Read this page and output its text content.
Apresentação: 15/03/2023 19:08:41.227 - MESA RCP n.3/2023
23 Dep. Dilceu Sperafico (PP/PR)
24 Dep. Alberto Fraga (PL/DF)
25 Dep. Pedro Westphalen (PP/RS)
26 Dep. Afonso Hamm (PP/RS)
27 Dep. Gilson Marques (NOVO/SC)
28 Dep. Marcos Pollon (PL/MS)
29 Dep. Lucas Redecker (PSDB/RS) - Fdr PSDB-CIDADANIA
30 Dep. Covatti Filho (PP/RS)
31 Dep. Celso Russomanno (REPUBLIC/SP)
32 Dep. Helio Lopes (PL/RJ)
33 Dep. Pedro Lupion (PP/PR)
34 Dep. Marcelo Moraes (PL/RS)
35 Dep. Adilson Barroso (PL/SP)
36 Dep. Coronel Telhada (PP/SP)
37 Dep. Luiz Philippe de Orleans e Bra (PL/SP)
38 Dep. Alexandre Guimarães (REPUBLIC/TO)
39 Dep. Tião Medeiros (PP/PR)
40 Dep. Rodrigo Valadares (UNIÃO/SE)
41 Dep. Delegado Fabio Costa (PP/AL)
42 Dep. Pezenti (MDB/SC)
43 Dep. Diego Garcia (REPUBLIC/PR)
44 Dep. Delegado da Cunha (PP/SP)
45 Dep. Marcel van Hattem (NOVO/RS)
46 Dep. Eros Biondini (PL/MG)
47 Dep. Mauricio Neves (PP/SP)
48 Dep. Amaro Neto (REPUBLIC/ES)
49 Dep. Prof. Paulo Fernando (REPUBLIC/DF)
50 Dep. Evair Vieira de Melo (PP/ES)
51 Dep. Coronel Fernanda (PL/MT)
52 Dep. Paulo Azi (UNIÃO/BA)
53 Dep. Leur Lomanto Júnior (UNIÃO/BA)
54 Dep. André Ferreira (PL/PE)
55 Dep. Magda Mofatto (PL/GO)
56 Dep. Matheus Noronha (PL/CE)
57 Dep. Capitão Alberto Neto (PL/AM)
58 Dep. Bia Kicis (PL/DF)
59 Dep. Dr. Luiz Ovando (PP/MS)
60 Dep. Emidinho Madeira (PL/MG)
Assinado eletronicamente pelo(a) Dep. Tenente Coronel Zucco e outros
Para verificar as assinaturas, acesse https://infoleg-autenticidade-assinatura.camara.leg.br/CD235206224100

* **Problem to work on**
Locate and copy each line in the data above that includes the word "REPUBLIC".

* **Solution**
31 Dep. Celso Russomanno (REPUBLIC/SP)
38 Dep. Alexandre Guimarães (REPUBLIC/TO)
43 Dep. Diego Garcia (REPUBLIC/PR)
48 Dep. Amaro Neto (REPUBLIC/ES)
49 Dep. Prof. Paulo Fernando (REPUBLIC/DF)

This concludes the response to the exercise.